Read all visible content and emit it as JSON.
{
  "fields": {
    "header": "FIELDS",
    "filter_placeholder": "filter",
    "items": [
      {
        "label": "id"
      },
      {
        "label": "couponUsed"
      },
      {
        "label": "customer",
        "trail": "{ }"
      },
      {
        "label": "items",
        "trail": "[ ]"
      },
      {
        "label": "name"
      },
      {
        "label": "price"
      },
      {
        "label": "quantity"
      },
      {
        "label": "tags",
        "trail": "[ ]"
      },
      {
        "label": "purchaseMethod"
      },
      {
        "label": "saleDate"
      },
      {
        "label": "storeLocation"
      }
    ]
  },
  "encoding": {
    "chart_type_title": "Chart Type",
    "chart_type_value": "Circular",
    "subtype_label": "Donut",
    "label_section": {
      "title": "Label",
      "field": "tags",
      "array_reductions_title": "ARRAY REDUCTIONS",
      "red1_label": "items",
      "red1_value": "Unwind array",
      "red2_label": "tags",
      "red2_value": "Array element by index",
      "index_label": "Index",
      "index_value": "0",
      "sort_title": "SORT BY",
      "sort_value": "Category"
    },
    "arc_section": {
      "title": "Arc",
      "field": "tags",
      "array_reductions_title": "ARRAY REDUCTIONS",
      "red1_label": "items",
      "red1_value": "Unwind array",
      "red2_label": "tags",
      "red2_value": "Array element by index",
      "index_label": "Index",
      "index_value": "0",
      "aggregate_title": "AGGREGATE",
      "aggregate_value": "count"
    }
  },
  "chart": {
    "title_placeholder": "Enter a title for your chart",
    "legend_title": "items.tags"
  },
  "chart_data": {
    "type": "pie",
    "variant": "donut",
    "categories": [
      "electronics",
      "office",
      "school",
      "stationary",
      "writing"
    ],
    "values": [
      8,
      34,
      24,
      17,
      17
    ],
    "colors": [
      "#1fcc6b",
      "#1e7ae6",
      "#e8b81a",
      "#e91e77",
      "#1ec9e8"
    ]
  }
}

▸ Exercise task
Extract all lines as given.

▸ Solution for this task
Read all visible content and emit it as JSON.
{
  "fields": {
    "header": "FIELDS",
    "filter_placeholder": "filter",
    "items": [
      {
        "label": "id"
      },
      {
        "label": "couponUsed"
      },
      {
        "label": "customer",
        "trail": "{ }"
      },
      {
        "label": "items",
        "trail": "[ ]"
      },
      {
        "label": "name"
      },
      {
        "label": "price"
      },
      {
        "label": "quantity"
      },
      {
        "label": "tags",
        "trail": "[ ]"
      },
      {
        "label": "purchaseMethod"
      },
      {
        "label": "saleDate"
      },
      {
        "label": "storeLocation"
      }
    ]
  },
  "encoding": {
    "chart_type_title": "Chart Type",
    "chart_type_value": "Circular",
    "subtype_label": "Donut",
    "label_section": {
      "title": "Label",
      "field": "tags",
      "array_reductions_title": "ARRAY REDUCTIONS",
      "red1_label": "items",
      "red1_value": "Unwind array",
      "red2_label": "tags",
      "red2_value": "Array element by index",
      "index_label": "Index",
      "index_value": "0",
      "sort_title": "SORT BY",
      "sort_value": "Category"
    },
    "arc_section": {
      "title": "Arc",
      "field": "tags",
      "array_reductions_title": "ARRAY REDUCTIONS",
      "red1_label": "items",
      "red1_value": "Unwind array",
      "red2_label": "tags",
      "red2_value": "Array element by index",
      "index_label": "Index",
      "index_value": "0",
      "aggregate_title": "AGGREGATE",
      "aggregate_value": "count"
    }
  },
  "chart": {
    "title_placeholder": "Enter a title for your chart",
    "legend_title": "items.tags"
  },
  "chart_data": {
    "type": "pie",
    "variant": "donut",
    "categories": [
      "electronics",
      "office",
      "school",
      "stationary",
      "writing"
    ],
    "values": [
      8,
      34,
      24,
      17,
      17
    ],
    "colors": [
      "#1fcc6b",
      "#1e7ae6",
      "#e8b81a",
      "#e91e77",
      "#1ec9e8"
    ]
  }
}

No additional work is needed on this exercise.